▸ **DOCUMENT SECTION**
The product was focussed around health, a sector Fitbit has been increasingly focussed on, according to one of the people.
The line of gadgets for children has been in discussion internally for at least several months, said the people, who asked not to be identified because the matter is private.
The people didn’t elaborate on how the newer Fitbit devices would differ from existing products. But Fitbit could make them to track location and play games to engage kids, based on the capabilities of existing fitness trackers sold by rivals. The kids wearable could also track sugar level. Fitbit is partnering with Dexcom Inc., a glucose monitoring company, to bring Dexcom’s device data to Fitbit’s latest smartwatch.
For years, Chief Executive Officer James Park has said his goal is to transform Fitbit from the maker of just an iconic step-tracking wristband, and into a digital-health business. It’s been trying to diversify over the past several years—rolling out smart bathroom scales, health apps and a new smartwatch—as Apple Inc. began making higher-end wearables, and China’s Xiaomi Corp. made cheaper ones.

▸ **Element boundary records**
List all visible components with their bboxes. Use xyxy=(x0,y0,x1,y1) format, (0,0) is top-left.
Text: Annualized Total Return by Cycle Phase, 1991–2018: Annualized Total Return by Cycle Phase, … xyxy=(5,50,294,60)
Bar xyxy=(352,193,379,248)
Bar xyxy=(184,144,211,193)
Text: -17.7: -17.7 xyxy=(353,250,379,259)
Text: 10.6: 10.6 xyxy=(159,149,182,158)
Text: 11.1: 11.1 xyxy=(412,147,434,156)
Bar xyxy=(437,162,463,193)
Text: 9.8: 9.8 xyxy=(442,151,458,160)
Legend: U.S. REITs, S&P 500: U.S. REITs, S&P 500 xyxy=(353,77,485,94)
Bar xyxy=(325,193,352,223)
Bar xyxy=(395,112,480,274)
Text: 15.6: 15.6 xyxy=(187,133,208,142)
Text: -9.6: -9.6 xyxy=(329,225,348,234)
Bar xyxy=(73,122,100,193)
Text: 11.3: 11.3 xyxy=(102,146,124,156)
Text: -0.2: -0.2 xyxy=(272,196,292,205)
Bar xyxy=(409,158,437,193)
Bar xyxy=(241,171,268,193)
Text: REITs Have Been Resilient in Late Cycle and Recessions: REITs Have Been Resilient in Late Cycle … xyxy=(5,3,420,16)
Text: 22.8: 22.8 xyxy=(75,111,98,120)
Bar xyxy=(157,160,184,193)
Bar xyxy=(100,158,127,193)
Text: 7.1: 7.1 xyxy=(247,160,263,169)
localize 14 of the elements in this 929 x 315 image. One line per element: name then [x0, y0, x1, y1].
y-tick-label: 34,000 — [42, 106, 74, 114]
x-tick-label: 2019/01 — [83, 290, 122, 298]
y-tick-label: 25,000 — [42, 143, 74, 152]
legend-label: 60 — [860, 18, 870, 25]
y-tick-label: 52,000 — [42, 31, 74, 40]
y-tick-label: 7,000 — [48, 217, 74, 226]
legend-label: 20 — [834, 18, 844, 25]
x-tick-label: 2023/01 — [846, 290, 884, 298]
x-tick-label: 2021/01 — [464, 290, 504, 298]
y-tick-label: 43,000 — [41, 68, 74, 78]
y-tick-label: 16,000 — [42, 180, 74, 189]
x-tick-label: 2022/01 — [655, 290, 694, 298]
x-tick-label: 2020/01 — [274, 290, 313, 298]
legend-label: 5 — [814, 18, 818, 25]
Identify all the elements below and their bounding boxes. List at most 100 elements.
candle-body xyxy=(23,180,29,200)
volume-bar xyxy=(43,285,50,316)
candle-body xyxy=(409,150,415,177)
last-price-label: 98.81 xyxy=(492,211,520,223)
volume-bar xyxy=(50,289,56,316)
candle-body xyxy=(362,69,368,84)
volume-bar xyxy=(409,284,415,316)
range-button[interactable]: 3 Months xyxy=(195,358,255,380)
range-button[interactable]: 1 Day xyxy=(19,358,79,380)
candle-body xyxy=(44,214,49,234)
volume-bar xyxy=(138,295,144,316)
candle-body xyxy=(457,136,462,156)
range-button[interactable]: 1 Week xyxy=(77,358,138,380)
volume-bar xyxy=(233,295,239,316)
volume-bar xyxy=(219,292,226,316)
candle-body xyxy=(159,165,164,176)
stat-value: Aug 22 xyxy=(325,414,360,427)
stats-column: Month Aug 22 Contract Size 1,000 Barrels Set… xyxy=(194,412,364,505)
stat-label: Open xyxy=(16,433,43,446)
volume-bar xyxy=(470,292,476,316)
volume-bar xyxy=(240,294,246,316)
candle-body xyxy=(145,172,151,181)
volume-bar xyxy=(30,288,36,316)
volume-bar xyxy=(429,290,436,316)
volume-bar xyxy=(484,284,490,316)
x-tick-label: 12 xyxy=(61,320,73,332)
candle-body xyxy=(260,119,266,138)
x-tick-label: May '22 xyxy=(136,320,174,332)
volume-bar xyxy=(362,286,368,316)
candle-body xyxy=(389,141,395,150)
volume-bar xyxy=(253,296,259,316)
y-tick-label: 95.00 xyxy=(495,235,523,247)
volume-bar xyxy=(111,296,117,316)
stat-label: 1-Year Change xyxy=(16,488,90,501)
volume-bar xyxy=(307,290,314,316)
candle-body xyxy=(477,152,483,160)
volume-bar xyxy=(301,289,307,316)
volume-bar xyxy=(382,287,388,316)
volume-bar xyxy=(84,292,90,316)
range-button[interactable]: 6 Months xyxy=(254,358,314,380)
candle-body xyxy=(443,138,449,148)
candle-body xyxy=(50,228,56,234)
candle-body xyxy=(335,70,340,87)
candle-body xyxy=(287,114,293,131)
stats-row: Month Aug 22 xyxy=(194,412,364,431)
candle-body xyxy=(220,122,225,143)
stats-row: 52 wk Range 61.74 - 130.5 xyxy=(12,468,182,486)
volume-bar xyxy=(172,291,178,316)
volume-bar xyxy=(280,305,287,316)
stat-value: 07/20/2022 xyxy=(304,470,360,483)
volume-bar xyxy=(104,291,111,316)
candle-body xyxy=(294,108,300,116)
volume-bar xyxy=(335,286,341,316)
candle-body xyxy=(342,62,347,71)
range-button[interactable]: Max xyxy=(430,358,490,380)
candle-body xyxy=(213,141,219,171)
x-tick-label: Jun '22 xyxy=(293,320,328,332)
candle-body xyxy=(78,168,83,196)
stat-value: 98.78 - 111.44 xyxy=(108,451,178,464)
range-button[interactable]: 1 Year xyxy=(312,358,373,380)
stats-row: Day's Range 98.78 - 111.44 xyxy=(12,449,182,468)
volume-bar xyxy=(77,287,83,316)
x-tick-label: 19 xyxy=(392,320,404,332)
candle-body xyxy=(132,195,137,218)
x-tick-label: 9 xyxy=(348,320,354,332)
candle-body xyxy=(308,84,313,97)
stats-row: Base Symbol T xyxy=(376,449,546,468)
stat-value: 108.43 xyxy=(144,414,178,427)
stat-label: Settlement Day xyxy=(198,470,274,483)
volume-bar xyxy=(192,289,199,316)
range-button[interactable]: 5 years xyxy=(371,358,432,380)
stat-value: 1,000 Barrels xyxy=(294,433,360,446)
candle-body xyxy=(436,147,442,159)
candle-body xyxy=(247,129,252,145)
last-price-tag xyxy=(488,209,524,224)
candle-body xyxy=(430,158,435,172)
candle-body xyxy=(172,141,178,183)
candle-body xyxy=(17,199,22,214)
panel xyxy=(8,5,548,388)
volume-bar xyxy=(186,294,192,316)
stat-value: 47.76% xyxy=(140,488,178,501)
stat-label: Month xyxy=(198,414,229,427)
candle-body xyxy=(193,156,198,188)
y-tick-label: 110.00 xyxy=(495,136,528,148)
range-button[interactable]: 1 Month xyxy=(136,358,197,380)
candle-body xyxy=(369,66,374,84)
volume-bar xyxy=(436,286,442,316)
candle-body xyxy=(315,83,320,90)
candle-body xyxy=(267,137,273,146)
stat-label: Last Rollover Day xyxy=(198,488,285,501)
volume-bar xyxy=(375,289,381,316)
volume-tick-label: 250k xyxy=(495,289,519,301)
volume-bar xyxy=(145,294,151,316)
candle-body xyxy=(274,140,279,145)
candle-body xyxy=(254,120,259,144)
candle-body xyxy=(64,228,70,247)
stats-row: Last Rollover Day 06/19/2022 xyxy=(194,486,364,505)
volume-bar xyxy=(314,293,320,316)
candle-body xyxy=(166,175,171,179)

▸ **TO DO**
a. Output everything in the Fitbit text from "The line of" down to "matter is private.", word for word.
b. Can you turn the paragraph of the Fitbit text that begins "For years, Chief Executive Officer James Park" into a short bulleted list that keeps its main facts?
This material comes from a separate source and has no connection to the Fitbit text.

▸ **PER-TASK ANSWERS**
a.
The line of gadgets for children has been in discussion internally for at least several months, said the people, who asked not to be identified because the matter is private.

b.
- CEO James Park has said for years that his goal is to turn Fitbit from the maker of an iconic step-tracking wristband into a digital-health business.
- Over the past several years, Fitbit has tried to diversify by rolling out smart bathroom scales, health apps and a new smartwatch.
- This happened as Apple Inc. began making higher-end wearables and China's Xiaomi Corp. made cheaper ones.